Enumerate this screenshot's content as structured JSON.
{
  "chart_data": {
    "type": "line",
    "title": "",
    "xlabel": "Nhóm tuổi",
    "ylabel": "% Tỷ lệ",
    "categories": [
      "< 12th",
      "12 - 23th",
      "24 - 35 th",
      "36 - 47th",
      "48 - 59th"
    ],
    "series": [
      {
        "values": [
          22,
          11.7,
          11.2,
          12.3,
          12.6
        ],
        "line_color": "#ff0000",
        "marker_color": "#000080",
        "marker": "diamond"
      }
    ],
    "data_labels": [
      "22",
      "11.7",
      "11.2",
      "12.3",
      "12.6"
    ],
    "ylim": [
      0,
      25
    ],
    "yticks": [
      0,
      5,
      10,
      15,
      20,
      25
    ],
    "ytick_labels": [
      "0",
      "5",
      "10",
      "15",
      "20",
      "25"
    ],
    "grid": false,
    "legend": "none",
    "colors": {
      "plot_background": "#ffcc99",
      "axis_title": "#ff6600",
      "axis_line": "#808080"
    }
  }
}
☆ ☆ ☆
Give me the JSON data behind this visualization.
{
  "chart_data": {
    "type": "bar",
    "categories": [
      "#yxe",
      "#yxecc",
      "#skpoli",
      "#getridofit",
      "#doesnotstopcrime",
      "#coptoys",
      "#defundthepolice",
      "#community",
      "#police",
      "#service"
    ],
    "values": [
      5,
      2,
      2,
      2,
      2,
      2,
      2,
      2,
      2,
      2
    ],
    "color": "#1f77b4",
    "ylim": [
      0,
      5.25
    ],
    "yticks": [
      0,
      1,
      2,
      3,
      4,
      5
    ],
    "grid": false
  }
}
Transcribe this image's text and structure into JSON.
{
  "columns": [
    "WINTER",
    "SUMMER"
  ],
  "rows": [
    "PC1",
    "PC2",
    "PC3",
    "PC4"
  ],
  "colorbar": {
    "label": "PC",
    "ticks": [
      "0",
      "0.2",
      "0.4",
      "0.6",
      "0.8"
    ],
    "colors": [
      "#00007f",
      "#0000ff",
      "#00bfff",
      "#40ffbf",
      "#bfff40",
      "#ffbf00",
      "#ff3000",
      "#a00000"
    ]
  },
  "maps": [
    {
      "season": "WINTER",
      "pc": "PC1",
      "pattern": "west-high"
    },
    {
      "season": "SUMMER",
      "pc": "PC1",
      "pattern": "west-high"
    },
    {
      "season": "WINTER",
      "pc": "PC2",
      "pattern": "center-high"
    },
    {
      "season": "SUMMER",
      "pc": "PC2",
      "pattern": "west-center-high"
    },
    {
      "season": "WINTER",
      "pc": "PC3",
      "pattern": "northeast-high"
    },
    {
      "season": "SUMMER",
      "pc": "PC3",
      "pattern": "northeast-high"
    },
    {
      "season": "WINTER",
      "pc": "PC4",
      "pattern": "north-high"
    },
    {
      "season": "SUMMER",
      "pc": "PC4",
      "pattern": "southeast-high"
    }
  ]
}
☆ ☆ ☆
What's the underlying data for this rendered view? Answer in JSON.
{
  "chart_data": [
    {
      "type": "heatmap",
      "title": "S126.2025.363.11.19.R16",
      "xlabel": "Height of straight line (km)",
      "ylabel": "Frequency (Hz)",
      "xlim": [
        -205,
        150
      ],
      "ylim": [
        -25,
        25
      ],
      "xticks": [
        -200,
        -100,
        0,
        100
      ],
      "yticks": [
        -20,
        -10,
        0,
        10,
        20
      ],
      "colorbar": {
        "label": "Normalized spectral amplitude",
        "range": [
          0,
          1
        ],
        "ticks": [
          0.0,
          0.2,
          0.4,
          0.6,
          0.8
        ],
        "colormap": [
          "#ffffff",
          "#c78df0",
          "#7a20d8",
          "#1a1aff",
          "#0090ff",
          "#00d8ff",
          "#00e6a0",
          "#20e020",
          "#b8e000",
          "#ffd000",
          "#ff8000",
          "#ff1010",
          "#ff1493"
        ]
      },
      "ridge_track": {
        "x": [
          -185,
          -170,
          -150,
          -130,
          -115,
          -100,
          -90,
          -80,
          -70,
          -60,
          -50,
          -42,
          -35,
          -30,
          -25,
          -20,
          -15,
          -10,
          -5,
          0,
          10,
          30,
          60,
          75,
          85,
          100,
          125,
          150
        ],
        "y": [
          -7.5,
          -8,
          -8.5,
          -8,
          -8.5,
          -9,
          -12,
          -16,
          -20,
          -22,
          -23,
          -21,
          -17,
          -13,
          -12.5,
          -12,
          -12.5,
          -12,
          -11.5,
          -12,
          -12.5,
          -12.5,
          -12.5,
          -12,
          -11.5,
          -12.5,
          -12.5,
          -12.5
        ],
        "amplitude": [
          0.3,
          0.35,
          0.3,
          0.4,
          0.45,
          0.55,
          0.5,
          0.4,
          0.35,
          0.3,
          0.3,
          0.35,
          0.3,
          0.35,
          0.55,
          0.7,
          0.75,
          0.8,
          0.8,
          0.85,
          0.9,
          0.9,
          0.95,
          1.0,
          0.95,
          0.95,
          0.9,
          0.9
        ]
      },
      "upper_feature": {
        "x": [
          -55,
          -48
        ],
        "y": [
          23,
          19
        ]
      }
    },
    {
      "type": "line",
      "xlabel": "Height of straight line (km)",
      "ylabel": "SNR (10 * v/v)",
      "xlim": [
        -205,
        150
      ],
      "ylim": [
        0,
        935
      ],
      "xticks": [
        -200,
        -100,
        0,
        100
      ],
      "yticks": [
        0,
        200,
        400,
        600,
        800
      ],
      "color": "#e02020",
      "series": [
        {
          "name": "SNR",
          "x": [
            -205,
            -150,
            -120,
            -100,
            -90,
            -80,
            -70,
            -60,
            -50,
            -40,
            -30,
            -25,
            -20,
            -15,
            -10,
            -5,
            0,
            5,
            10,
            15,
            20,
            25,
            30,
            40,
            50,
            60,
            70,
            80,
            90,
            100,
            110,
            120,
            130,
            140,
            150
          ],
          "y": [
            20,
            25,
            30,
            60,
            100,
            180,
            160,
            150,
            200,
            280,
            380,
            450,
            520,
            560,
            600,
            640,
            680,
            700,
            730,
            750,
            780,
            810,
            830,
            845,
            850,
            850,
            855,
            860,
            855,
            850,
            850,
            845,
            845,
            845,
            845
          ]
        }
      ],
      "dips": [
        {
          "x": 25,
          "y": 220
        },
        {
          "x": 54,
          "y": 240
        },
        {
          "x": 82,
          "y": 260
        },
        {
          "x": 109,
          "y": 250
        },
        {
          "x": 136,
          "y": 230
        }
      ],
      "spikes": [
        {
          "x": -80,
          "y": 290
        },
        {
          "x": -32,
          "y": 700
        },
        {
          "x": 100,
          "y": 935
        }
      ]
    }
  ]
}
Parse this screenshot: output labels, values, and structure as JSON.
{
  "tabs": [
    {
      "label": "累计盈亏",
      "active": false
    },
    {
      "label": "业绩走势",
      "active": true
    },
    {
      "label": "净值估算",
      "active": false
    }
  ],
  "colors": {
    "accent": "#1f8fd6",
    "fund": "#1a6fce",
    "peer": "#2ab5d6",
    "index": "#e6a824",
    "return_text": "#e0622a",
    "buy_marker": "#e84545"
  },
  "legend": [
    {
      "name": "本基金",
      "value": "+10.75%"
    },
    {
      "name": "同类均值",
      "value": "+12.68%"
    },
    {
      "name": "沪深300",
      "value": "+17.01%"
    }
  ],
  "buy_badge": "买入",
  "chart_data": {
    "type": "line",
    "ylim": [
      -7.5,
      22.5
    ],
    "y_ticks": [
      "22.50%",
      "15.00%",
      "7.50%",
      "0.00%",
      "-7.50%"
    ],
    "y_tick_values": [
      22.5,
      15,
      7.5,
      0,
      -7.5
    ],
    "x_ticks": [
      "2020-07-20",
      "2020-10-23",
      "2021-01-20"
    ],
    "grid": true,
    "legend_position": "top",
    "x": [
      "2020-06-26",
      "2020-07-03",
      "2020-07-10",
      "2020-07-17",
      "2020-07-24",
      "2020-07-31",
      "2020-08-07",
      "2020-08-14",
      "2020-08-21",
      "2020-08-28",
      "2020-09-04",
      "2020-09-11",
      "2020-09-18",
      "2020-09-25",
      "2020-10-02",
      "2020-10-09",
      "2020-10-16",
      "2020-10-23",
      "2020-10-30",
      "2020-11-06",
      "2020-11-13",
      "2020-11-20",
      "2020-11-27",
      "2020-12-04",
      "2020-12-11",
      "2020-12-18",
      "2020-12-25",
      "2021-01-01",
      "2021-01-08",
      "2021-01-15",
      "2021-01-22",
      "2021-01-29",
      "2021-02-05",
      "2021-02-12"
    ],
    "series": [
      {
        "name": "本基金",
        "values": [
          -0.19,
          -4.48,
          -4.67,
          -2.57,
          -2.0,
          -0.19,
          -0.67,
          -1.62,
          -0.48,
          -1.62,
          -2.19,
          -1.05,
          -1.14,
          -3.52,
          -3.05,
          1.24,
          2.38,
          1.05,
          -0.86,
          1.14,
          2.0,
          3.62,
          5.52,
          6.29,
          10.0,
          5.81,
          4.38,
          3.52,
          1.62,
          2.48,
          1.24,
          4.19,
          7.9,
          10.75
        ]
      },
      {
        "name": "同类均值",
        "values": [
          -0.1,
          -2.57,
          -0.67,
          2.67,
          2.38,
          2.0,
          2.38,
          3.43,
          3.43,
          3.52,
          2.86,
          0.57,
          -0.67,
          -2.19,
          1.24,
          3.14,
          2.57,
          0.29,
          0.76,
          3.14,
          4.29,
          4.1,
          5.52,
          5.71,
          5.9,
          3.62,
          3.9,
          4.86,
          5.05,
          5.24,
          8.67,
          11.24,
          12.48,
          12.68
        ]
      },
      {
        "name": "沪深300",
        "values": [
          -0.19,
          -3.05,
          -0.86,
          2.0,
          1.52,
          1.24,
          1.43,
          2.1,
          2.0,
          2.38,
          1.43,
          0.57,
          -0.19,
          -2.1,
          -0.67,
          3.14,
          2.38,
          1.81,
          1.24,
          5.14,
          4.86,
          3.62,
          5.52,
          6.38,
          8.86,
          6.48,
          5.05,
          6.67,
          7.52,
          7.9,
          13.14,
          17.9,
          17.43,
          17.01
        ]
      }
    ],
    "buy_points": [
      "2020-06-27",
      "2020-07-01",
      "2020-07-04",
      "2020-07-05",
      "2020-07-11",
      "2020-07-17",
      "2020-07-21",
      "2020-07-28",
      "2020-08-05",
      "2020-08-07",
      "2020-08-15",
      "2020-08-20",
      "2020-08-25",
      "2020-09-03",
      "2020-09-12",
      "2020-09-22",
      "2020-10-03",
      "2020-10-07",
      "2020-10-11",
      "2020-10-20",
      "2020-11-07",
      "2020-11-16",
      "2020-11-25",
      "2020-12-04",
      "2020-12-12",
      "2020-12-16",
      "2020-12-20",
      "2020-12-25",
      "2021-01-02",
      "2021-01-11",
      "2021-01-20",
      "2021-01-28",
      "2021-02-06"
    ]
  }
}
☆ ☆ ☆
(AIM)
Identify and list each line with the word "high".

(EXERCISE OUTPUT)
      "pattern": "west-high"
      "pattern": "west-high"
      "pattern": "center-high"
      "pattern": "west-center-high"
      "pattern": "northeast-high"
      "pattern": "northeast-high"
      "pattern": "north-high"
      "pattern": "southeast-high"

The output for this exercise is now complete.